┌──

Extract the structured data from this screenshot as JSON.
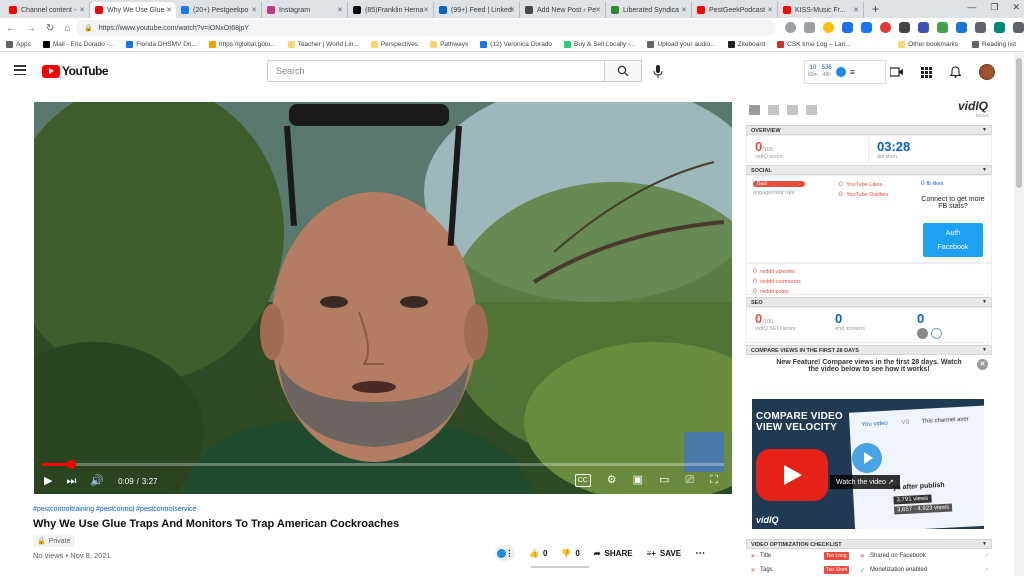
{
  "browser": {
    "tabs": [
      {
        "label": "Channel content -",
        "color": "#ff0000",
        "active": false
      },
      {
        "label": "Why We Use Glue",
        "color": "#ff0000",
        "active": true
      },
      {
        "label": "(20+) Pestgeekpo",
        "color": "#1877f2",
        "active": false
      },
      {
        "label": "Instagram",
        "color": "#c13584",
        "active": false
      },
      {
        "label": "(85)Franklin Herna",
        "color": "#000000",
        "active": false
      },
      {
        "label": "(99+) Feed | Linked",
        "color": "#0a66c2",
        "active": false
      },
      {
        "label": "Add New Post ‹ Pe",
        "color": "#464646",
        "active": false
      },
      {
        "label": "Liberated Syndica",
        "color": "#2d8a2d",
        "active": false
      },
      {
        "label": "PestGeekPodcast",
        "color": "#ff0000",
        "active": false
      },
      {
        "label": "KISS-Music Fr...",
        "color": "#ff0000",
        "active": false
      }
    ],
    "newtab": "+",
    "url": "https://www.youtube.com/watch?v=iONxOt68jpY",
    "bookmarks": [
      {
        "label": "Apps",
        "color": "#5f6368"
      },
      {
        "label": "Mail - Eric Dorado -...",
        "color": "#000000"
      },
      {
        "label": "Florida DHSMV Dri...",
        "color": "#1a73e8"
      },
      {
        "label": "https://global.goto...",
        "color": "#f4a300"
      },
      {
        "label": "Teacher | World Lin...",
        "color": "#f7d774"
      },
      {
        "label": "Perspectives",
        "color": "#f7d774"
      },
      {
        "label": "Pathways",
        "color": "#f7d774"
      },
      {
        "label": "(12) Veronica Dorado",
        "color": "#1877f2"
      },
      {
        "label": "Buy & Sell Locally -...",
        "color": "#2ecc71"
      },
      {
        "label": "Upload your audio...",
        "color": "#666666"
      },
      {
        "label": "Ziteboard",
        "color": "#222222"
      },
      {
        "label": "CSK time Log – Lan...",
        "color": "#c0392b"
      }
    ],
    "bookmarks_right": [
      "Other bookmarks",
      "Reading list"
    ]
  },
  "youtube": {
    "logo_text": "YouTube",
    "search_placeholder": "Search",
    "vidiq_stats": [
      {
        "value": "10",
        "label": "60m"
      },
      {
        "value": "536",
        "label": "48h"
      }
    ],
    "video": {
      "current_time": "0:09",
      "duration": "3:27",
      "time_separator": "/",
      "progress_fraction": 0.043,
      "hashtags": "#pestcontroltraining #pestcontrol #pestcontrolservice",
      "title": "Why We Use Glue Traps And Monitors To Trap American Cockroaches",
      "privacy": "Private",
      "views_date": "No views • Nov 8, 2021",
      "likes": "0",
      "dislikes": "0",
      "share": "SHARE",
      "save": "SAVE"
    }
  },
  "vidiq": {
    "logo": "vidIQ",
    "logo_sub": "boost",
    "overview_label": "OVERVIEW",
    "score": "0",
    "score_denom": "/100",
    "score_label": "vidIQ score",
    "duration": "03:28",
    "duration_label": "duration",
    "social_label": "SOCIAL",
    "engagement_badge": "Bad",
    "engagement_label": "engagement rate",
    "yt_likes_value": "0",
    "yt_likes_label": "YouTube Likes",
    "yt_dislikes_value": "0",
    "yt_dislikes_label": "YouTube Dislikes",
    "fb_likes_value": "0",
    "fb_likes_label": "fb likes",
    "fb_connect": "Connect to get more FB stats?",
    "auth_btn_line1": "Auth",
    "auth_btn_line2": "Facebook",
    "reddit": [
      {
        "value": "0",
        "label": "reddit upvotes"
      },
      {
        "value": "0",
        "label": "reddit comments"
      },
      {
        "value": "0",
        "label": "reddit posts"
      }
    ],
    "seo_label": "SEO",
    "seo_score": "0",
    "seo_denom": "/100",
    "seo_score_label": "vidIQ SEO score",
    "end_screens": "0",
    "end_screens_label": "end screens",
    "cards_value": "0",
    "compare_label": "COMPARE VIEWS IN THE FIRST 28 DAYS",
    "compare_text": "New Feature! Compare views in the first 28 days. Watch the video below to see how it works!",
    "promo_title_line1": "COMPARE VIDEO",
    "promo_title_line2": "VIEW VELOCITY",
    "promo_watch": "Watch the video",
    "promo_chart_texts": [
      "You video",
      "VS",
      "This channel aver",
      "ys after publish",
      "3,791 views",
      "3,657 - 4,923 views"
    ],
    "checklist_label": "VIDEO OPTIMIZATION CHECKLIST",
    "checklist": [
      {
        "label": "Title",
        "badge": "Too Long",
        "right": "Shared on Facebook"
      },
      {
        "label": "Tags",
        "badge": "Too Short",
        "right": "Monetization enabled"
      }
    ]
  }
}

└──

[Work to do] Keep the pictures out of your copy, and repeat every entry above exactly.

[Exercise solution]
Extract the structured data from this screenshot as JSON.
{
  "browser": {
    "tabs": [
      {
        "label": "Channel content -",
        "color": "#ff0000",
        "active": false
      },
      {
        "label": "Why We Use Glue",
        "color": "#ff0000",
        "active": true
      },
      {
        "label": "(20+) Pestgeekpo",
        "color": "#1877f2",
        "active": false
      },
      {
        "label": "Instagram",
        "color": "#c13584",
        "active": false
      },
      {
        "label": "(85)Franklin Herna",
        "color": "#000000",
        "active": false
      },
      {
        "label": "(99+) Feed | Linked",
        "color": "#0a66c2",
        "active": false
      },
      {
        "label": "Add New Post ‹ Pe",
        "color": "#464646",
        "active": false
      },
      {
        "label": "Liberated Syndica",
        "color": "#2d8a2d",
        "active": false
      },
      {
        "label": "PestGeekPodcast",
        "color": "#ff0000",
        "active": false
      },
      {
        "label": "KISS-Music Fr...",
        "color": "#ff0000",
        "active": false
      }
    ],
    "newtab": "+",
    "url": "https://www.youtube.com/watch?v=iONxOt68jpY",
    "bookmarks": [
      {
        "label": "Apps",
        "color": "#5f6368"
      },
      {
        "label": "Mail - Eric Dorado -...",
        "color": "#000000"
      },
      {
        "label": "Florida DHSMV Dri...",
        "color": "#1a73e8"
      },
      {
        "label": "https://global.goto...",
        "color": "#f4a300"
      },
      {
        "label": "Teacher | World Lin...",
        "color": "#f7d774"
      },
      {
        "label": "Perspectives",
        "color": "#f7d774"
      },
      {
        "label": "Pathways",
        "color": "#f7d774"
      },
      {
        "label": "(12) Veronica Dorado",
        "color": "#1877f2"
      },
      {
        "label": "Buy & Sell Locally -...",
        "color": "#2ecc71"
      },
      {
        "label": "Upload your audio...",
        "color": "#666666"
      },
      {
        "label": "Ziteboard",
        "color": "#222222"
      },
      {
        "label": "CSK time Log – Lan...",
        "color": "#c0392b"
      }
    ],
    "bookmarks_right": [
      "Other bookmarks",
      "Reading list"
    ]
  },
  "youtube": {
    "logo_text": "YouTube",
    "search_placeholder": "Search",
    "vidiq_stats": [
      {
        "value": "10",
        "label": "60m"
      },
      {
        "value": "536",
        "label": "48h"
      }
    ],
    "video": {
      "current_time": "0:09",
      "duration": "3:27",
      "time_separator": "/",
      "progress_fraction": 0.043,
      "hashtags": "#pestcontroltraining #pestcontrol #pestcontrolservice",
      "title": "Why We Use Glue Traps And Monitors To Trap American Cockroaches",
      "privacy": "Private",
      "views_date": "No views • Nov 8, 2021",
      "likes": "0",
      "dislikes": "0",
      "share": "SHARE",
      "save": "SAVE"
    }
  },
  "vidiq": {
    "logo": "vidIQ",
    "logo_sub": "boost",
    "overview_label": "OVERVIEW",
    "score": "0",
    "score_denom": "/100",
    "score_label": "vidIQ score",
    "duration": "03:28",
    "duration_label": "duration",
    "social_label": "SOCIAL",
    "engagement_badge": "Bad",
    "engagement_label": "engagement rate",
    "yt_likes_value": "0",
    "yt_likes_label": "YouTube Likes",
    "yt_dislikes_value": "0",
    "yt_dislikes_label": "YouTube Dislikes",
    "fb_likes_value": "0",
    "fb_likes_label": "fb likes",
    "fb_connect": "Connect to get more FB stats?",
    "auth_btn_line1": "Auth",
    "auth_btn_line2": "Facebook",
    "reddit": [
      {
        "value": "0",
        "label": "reddit upvotes"
      },
      {
        "value": "0",
        "label": "reddit comments"
      },
      {
        "value": "0",
        "label": "reddit posts"
      }
    ],
    "seo_label": "SEO",
    "seo_score": "0",
    "seo_denom": "/100",
    "seo_score_label": "vidIQ SEO score",
    "end_screens": "0",
    "end_screens_label": "end screens",
    "cards_value": "0",
    "compare_label": "COMPARE VIEWS IN THE FIRST 28 DAYS",
    "compare_text": "New Feature! Compare views in the first 28 days. Watch the video below to see how it works!",
    "promo_title_line1": "COMPARE VIDEO",
    "promo_title_line2": "VIEW VELOCITY",
    "promo_watch": "Watch the video",
    "promo_chart_texts": [
      "You video",
      "VS",
      "This channel aver",
      "ys after publish",
      "3,791 views",
      "3,657 - 4,923 views"
    ],
    "checklist_label": "VIDEO OPTIMIZATION CHECKLIST",
    "checklist": [
      {
        "label": "Title",
        "badge": "Too Long",
        "right": "Shared on Facebook"
      },
      {
        "label": "Tags",
        "badge": "Too Short",
        "right": "Monetization enabled"
      }
    ]
  }
}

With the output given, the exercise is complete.